◆ **THE REQUEST**:
Reproduce every line in the listing that contains the word "construction".

◆ **DATA LISTING**:
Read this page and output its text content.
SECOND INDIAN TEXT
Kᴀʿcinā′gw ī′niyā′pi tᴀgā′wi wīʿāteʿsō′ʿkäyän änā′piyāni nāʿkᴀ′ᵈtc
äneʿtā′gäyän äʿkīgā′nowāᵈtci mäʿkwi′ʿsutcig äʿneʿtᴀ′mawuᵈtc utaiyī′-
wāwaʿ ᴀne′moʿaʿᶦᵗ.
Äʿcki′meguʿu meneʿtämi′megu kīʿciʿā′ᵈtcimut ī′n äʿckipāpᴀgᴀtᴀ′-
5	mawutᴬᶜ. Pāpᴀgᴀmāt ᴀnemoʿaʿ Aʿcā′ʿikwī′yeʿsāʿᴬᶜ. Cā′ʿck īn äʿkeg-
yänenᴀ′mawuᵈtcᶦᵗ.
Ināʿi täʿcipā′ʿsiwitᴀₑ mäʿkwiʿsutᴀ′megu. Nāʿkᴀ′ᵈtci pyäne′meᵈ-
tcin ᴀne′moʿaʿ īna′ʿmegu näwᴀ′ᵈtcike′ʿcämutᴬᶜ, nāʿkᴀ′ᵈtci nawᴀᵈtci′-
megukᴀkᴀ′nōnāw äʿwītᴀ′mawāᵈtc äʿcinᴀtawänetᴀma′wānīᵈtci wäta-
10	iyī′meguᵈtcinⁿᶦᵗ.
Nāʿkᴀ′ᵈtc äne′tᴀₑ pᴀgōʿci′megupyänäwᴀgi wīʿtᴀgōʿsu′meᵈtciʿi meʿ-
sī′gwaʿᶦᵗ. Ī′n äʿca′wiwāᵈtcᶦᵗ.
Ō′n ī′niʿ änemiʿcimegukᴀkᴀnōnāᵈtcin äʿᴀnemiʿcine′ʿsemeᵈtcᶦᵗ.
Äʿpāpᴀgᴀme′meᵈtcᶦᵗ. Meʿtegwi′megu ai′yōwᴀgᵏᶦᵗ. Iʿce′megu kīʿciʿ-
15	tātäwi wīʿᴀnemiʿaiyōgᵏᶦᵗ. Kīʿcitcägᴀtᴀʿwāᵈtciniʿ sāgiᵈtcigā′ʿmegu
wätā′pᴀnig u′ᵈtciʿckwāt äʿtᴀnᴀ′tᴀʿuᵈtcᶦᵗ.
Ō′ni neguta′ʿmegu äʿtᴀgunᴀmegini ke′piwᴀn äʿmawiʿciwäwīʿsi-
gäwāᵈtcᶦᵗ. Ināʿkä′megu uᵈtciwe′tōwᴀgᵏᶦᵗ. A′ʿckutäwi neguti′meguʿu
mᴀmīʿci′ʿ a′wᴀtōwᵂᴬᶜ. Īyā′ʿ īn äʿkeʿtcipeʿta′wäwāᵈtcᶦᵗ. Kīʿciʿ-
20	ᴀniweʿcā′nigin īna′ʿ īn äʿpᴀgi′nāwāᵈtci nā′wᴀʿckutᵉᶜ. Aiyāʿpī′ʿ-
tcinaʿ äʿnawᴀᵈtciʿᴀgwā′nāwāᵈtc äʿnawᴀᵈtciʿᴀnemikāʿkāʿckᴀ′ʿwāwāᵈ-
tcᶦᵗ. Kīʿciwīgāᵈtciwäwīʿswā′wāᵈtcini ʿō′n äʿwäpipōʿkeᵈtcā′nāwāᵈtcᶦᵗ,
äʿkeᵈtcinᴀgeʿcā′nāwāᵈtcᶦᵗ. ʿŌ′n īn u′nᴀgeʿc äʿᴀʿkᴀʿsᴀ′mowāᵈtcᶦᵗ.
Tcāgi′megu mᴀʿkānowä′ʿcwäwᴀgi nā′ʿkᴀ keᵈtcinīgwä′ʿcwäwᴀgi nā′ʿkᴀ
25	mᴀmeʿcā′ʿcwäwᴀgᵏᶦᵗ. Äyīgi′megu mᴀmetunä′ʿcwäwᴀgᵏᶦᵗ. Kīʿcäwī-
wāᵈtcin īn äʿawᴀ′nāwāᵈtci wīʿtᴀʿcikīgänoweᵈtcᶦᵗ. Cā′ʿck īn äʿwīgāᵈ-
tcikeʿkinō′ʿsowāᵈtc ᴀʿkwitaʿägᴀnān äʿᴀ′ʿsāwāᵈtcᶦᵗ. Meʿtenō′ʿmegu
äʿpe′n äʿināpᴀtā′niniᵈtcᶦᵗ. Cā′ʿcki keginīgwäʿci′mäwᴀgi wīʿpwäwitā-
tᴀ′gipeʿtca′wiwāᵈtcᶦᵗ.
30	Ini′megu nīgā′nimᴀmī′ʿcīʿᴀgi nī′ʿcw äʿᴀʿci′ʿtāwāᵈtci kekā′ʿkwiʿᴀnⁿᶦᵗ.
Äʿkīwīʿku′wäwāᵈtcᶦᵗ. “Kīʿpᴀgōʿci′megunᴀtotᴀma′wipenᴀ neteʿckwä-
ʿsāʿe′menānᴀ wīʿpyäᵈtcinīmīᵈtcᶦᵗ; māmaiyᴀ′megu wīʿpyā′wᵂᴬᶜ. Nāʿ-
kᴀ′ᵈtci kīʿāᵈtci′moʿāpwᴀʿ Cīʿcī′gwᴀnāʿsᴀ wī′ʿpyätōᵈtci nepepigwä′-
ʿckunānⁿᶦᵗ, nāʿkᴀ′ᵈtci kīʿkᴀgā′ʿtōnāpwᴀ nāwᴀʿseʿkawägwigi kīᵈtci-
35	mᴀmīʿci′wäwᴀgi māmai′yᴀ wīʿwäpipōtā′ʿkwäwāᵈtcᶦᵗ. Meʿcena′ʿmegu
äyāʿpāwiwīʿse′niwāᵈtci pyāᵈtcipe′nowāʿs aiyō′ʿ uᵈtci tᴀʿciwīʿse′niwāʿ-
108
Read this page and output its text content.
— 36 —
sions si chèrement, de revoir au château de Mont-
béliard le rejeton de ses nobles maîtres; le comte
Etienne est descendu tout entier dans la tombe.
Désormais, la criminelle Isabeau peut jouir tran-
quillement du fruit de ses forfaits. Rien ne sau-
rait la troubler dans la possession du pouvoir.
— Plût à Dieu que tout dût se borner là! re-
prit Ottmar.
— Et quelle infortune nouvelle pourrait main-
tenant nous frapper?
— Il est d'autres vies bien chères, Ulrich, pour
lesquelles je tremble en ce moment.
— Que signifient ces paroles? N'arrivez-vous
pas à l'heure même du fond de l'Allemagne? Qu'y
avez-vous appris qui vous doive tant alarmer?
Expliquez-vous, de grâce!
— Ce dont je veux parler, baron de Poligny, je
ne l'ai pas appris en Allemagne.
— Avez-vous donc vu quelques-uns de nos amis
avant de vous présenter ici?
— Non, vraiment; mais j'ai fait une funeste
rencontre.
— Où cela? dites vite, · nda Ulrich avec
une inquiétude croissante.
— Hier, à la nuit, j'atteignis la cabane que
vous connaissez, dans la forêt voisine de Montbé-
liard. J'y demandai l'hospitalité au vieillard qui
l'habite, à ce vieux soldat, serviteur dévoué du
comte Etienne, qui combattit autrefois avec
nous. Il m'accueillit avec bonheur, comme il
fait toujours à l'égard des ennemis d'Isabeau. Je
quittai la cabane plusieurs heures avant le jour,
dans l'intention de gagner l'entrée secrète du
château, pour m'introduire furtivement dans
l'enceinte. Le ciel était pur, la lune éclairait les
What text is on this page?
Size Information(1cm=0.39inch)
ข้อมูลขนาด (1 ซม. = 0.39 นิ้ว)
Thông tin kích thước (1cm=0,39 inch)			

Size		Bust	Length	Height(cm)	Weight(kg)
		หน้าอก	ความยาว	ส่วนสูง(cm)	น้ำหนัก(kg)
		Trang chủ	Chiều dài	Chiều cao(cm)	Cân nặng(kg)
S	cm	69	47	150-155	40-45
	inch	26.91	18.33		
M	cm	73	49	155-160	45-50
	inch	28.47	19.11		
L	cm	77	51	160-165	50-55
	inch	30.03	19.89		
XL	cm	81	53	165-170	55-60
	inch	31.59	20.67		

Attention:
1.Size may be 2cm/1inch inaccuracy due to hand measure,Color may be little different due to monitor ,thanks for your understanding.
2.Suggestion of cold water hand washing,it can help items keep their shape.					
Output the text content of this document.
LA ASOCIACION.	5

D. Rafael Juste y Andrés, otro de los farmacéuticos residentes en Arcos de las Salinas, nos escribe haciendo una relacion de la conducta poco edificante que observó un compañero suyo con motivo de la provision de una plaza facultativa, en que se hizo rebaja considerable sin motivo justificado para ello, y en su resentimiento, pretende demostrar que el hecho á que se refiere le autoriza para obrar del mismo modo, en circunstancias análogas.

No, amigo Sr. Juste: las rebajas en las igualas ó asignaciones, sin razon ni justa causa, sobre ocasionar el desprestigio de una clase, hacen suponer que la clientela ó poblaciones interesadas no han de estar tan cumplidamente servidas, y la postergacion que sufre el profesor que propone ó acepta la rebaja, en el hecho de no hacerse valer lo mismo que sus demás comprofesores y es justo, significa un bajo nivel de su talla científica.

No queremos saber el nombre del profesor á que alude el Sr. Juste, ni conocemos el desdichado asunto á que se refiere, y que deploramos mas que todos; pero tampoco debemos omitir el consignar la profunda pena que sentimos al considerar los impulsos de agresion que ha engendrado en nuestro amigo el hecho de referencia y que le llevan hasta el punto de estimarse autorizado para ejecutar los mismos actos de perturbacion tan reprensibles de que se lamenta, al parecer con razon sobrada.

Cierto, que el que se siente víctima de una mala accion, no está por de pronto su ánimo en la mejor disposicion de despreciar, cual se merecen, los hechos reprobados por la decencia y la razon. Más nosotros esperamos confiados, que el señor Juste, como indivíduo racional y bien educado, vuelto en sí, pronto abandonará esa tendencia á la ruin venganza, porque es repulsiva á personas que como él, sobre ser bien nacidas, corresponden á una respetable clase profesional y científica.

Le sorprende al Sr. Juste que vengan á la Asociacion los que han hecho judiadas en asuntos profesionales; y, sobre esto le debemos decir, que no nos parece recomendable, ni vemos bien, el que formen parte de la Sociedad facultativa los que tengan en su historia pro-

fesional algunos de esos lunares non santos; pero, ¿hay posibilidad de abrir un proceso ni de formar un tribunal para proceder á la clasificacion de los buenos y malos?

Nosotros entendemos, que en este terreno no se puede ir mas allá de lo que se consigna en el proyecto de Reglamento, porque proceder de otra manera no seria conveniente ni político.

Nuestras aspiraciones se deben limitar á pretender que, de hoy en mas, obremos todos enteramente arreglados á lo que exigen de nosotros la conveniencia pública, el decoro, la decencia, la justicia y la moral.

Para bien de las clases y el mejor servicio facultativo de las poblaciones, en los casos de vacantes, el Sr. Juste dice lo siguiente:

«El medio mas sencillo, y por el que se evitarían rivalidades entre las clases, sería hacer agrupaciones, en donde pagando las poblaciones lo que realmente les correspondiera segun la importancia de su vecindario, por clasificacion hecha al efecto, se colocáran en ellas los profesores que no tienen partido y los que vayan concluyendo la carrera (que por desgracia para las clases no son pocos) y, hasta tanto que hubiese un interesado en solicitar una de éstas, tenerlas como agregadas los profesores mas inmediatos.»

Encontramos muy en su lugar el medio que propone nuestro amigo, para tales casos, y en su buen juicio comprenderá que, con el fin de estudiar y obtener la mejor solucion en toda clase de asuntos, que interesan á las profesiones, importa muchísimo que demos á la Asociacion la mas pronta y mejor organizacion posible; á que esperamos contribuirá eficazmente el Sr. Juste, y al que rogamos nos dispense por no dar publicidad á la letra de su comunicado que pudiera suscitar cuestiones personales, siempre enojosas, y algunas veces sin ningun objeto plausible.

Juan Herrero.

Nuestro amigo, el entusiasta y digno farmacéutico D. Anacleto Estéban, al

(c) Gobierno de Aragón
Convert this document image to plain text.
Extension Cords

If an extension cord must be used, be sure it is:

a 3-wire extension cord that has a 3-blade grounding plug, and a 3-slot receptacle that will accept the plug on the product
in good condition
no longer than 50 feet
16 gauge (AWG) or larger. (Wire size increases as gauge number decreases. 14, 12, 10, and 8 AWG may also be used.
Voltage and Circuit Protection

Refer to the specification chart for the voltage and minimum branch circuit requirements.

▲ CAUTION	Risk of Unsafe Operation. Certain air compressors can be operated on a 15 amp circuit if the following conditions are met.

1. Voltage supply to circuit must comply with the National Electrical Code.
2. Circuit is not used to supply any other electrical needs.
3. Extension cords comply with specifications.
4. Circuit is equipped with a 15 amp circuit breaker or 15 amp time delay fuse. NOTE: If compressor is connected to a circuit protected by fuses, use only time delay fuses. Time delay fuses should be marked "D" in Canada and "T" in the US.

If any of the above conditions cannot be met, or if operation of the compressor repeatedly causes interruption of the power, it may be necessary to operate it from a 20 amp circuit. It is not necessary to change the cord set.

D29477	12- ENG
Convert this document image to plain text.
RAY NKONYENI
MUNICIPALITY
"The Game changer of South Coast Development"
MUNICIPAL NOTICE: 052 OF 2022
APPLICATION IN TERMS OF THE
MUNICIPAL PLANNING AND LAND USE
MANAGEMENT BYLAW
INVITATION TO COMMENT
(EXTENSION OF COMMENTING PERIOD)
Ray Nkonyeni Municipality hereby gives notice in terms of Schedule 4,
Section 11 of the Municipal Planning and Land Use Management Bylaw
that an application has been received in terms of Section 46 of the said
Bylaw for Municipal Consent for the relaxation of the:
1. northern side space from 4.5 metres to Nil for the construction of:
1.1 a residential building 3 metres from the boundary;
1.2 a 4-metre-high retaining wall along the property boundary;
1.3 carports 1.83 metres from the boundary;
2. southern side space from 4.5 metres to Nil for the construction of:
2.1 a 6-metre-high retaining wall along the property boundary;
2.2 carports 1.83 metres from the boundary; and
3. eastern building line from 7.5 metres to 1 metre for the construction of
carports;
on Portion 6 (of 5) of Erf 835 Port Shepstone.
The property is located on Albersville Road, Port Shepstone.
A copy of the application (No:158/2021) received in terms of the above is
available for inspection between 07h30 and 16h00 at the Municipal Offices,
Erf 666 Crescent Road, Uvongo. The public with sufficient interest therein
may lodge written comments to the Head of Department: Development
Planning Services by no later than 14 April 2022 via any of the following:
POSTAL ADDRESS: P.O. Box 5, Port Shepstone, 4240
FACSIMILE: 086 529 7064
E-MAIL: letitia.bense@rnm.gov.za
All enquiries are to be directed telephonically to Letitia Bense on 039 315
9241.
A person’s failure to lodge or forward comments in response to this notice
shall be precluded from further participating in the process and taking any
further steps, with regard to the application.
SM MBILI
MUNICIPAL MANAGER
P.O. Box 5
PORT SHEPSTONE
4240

◆ **WRITTEN ANSWER**:
1. northern side space from 4.5 metres to Nil for the construction of:
2. southern side space from 4.5 metres to Nil for the construction of:
3. eastern building line from 7.5 metres to 1 metre for the construction of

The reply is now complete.